Dataset records
------

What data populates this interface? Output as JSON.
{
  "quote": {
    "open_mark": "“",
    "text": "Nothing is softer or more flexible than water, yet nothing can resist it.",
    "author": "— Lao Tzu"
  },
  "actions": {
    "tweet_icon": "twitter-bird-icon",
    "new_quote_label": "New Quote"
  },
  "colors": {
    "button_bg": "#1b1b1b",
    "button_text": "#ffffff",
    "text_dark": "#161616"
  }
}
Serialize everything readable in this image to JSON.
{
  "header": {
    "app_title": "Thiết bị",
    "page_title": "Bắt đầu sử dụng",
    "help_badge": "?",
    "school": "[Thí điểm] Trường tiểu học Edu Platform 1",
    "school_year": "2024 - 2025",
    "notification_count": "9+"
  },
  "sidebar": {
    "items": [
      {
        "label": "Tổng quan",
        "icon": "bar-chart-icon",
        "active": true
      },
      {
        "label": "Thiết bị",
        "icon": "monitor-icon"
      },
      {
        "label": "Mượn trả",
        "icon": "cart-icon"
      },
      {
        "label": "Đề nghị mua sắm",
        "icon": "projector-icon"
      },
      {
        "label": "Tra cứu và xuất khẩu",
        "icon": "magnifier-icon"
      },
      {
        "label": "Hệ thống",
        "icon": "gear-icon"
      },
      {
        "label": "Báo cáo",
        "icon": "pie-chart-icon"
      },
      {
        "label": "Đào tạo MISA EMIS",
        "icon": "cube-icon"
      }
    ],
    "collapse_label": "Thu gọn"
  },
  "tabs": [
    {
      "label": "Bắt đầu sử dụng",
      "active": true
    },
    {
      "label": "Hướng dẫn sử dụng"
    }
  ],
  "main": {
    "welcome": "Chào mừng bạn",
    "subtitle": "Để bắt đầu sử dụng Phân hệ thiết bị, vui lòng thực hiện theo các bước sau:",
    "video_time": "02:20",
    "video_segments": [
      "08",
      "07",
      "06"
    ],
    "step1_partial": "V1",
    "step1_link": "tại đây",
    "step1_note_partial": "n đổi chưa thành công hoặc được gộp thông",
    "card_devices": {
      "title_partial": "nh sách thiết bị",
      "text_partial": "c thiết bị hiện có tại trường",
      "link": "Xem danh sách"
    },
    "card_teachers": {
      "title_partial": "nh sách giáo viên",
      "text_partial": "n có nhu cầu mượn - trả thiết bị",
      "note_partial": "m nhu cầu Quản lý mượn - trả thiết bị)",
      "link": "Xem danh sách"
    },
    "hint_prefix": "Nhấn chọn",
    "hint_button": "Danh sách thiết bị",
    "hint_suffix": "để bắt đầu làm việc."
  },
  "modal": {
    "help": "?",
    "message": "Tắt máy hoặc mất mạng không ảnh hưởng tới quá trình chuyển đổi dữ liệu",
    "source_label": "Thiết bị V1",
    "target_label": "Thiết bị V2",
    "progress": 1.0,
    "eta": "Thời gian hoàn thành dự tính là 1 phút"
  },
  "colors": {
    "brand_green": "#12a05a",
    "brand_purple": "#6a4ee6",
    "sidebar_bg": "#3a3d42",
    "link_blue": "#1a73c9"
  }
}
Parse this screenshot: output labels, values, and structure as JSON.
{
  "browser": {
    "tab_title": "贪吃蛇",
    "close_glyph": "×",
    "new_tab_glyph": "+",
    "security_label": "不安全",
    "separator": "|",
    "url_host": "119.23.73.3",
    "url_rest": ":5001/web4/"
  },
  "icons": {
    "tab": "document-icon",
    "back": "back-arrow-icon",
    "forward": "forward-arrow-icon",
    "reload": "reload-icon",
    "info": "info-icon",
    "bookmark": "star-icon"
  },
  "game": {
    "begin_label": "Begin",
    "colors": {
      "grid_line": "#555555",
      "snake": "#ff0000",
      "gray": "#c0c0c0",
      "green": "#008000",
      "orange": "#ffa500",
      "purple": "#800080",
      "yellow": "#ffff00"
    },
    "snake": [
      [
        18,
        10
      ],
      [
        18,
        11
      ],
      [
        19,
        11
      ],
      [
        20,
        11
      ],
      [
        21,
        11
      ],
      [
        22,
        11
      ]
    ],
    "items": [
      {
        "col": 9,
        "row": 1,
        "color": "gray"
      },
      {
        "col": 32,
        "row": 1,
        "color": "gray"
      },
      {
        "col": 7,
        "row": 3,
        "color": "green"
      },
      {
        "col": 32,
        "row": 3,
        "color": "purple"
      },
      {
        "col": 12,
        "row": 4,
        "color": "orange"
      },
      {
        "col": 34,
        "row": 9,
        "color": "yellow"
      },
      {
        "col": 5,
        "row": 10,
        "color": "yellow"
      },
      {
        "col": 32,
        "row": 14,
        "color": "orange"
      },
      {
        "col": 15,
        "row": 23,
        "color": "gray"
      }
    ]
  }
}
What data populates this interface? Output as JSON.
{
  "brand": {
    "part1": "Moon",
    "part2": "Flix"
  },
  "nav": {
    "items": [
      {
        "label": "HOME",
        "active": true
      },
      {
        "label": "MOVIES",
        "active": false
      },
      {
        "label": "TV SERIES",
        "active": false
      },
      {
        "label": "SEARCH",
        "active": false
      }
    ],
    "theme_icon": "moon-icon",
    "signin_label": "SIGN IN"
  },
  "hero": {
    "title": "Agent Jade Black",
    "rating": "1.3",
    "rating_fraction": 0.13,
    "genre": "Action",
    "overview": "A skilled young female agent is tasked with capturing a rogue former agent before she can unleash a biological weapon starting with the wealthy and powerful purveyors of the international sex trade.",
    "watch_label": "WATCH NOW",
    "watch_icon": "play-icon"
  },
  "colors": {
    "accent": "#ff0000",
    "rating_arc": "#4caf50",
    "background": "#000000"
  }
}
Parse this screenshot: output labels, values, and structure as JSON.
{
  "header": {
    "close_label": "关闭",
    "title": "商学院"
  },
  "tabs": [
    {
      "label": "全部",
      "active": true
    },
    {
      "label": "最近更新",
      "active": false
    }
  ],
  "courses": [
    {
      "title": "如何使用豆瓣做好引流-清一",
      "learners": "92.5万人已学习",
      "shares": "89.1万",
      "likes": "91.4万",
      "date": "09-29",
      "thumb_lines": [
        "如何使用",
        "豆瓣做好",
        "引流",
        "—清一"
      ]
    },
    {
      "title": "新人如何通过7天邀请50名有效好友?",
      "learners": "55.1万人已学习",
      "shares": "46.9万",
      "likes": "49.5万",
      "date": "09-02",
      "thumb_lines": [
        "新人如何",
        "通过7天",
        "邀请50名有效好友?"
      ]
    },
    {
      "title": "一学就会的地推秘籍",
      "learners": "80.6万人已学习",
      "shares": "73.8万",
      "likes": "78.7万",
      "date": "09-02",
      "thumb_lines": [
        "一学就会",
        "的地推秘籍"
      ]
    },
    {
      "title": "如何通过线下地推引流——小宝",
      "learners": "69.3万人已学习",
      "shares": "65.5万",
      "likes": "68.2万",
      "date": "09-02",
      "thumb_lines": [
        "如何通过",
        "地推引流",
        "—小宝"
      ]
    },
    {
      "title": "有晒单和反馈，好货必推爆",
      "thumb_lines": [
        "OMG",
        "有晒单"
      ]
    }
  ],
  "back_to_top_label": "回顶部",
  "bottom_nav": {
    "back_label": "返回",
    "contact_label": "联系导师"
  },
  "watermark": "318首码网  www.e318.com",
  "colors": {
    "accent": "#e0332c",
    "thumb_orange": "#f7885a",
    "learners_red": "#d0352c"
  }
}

------

Aim: Reproduce each entry exactly, leaving out nothing.

Response:
What data populates this interface? Output as JSON.
{
  "quote": {
    "open_mark": "“",
    "text": "Nothing is softer or more flexible than water, yet nothing can resist it.",
    "author": "— Lao Tzu"
  },
  "actions": {
    "tweet_icon": "twitter-bird-icon",
    "new_quote_label": "New Quote"
  },
  "colors": {
    "button_bg": "#1b1b1b",
    "button_text": "#ffffff",
    "text_dark": "#161616"
  }
}
Serialize everything readable in this image to JSON.
{
  "header": {
    "app_title": "Thiết bị",
    "page_title": "Bắt đầu sử dụng",
    "help_badge": "?",
    "school": "[Thí điểm] Trường tiểu học Edu Platform 1",
    "school_year": "2024 - 2025",
    "notification_count": "9+"
  },
  "sidebar": {
    "items": [
      {
        "label": "Tổng quan",
        "icon": "bar-chart-icon",
        "active": true
      },
      {
        "label": "Thiết bị",
        "icon": "monitor-icon"
      },
      {
        "label": "Mượn trả",
        "icon": "cart-icon"
      },
      {
        "label": "Đề nghị mua sắm",
        "icon": "projector-icon"
      },
      {
        "label": "Tra cứu và xuất khẩu",
        "icon": "magnifier-icon"
      },
      {
        "label": "Hệ thống",
        "icon": "gear-icon"
      },
      {
        "label": "Báo cáo",
        "icon": "pie-chart-icon"
      },
      {
        "label": "Đào tạo MISA EMIS",
        "icon": "cube-icon"
      }
    ],
    "collapse_label": "Thu gọn"
  },
  "tabs": [
    {
      "label": "Bắt đầu sử dụng",
      "active": true
    },
    {
      "label": "Hướng dẫn sử dụng"
    }
  ],
  "main": {
    "welcome": "Chào mừng bạn",
    "subtitle": "Để bắt đầu sử dụng Phân hệ thiết bị, vui lòng thực hiện theo các bước sau:",
    "video_time": "02:20",
    "video_segments": [
      "08",
      "07",
      "06"
    ],
    "step1_partial": "V1",
    "step1_link": "tại đây",
    "step1_note_partial": "n đổi chưa thành công hoặc được gộp thông",
    "card_devices": {
      "title_partial": "nh sách thiết bị",
      "text_partial": "c thiết bị hiện có tại trường",
      "link": "Xem danh sách"
    },
    "card_teachers": {
      "title_partial": "nh sách giáo viên",
      "text_partial": "n có nhu cầu mượn - trả thiết bị",
      "note_partial": "m nhu cầu Quản lý mượn - trả thiết bị)",
      "link": "Xem danh sách"
    },
    "hint_prefix": "Nhấn chọn",
    "hint_button": "Danh sách thiết bị",
    "hint_suffix": "để bắt đầu làm việc."
  },
  "modal": {
    "help": "?",
    "message": "Tắt máy hoặc mất mạng không ảnh hưởng tới quá trình chuyển đổi dữ liệu",
    "source_label": "Thiết bị V1",
    "target_label": "Thiết bị V2",
    "progress": 1.0,
    "eta": "Thời gian hoàn thành dự tính là 1 phút"
  },
  "colors": {
    "brand_green": "#12a05a",
    "brand_purple": "#6a4ee6",
    "sidebar_bg": "#3a3d42",
    "link_blue": "#1a73c9"
  }
}
Parse this screenshot: output labels, values, and structure as JSON.
{
  "browser": {
    "tab_title": "贪吃蛇",
    "close_glyph": "×",
    "new_tab_glyph": "+",
    "security_label": "不安全",
    "separator": "|",
    "url_host": "119.23.73.3",
    "url_rest": ":5001/web4/"
  },
  "icons": {
    "tab": "document-icon",
    "back": "back-arrow-icon",
    "forward": "forward-arrow-icon",
    "reload": "reload-icon",
    "info": "info-icon",
    "bookmark": "star-icon"
  },
  "game": {
    "begin_label": "Begin",
    "colors": {
      "grid_line": "#555555",
      "snake": "#ff0000",
      "gray": "#c0c0c0",
      "green": "#008000",
      "orange": "#ffa500",
      "purple": "#800080",
      "yellow": "#ffff00"
    },
    "snake": [
      [
        18,
        10
      ],
      [
        18,
        11
      ],
      [
        19,
        11
      ],
      [
        20,
        11
      ],
      [
        21,
        11
      ],
      [
        22,
        11
      ]
    ],
    "items": [
      {
        "col": 9,
        "row": 1,
        "color": "gray"
      },
      {
        "col": 32,
        "row": 1,
        "color": "gray"
      },
      {
        "col": 7,
        "row": 3,
        "color": "green"
      },
      {
        "col": 32,
        "row": 3,
        "color": "purple"
      },
      {
        "col": 12,
        "row": 4,
        "color": "orange"
      },
      {
        "col": 34,
        "row": 9,
        "color": "yellow"
      },
      {
        "col": 5,
        "row": 10,
        "color": "yellow"
      },
      {
        "col": 32,
        "row": 14,
        "color": "orange"
      },
      {
        "col": 15,
        "row": 23,
        "color": "gray"
      }
    ]
  }
}
What data populates this interface? Output as JSON.
{
  "brand": {
    "part1": "Moon",
    "part2": "Flix"
  },
  "nav": {
    "items": [
      {
        "label": "HOME",
        "active": true
      },
      {
        "label": "MOVIES",
        "active": false
      },
      {
        "label": "TV SERIES",
        "active": false
      },
      {
        "label": "SEARCH",
        "active": false
      }
    ],
    "theme_icon": "moon-icon",
    "signin_label": "SIGN IN"
  },
  "hero": {
    "title": "Agent Jade Black",
    "rating": "1.3",
    "rating_fraction": 0.13,
    "genre": "Action",
    "overview": "A skilled young female agent is tasked with capturing a rogue former agent before she can unleash a biological weapon starting with the wealthy and powerful purveyors of the international sex trade.",
    "watch_label": "WATCH NOW",
    "watch_icon": "play-icon"
  },
  "colors": {
    "accent": "#ff0000",
    "rating_arc": "#4caf50",
    "background": "#000000"
  }
}
Parse this screenshot: output labels, values, and structure as JSON.
{
  "header": {
    "close_label": "关闭",
    "title": "商学院"
  },
  "tabs": [
    {
      "label": "全部",
      "active": true
    },
    {
      "label": "最近更新",
      "active": false
    }
  ],
  "courses": [
    {
      "title": "如何使用豆瓣做好引流-清一",
      "learners": "92.5万人已学习",
      "shares": "89.1万",
      "likes": "91.4万",
      "date": "09-29",
      "thumb_lines": [
        "如何使用",
        "豆瓣做好",
        "引流",
        "—清一"
      ]
    },
    {
      "title": "新人如何通过7天邀请50名有效好友?",
      "learners": "55.1万人已学习",
      "shares": "46.9万",
      "likes": "49.5万",
      "date": "09-02",
      "thumb_lines": [
        "新人如何",
        "通过7天",
        "邀请50名有效好友?"
      ]
    },
    {
      "title": "一学就会的地推秘籍",
      "learners": "80.6万人已学习",
      "shares": "73.8万",
      "likes": "78.7万",
      "date": "09-02",
      "thumb_lines": [
        "一学就会",
        "的地推秘籍"
      ]
    },
    {
      "title": "如何通过线下地推引流——小宝",
      "learners": "69.3万人已学习",
      "shares": "65.5万",
      "likes": "68.2万",
      "date": "09-02",
      "thumb_lines": [
        "如何通过",
        "地推引流",
        "—小宝"
      ]
    },
    {
      "title": "有晒单和反馈，好货必推爆",
      "thumb_lines": [
        "OMG",
        "有晒单"
      ]
    }
  ],
  "back_to_top_label": "回顶部",
  "bottom_nav": {
    "back_label": "返回",
    "contact_label": "联系导师"
  },
  "watermark": "318首码网  www.e318.com",
  "colors": {
    "accent": "#e0332c",
    "thumb_orange": "#f7885a",
    "learners_red": "#d0352c"
  }
}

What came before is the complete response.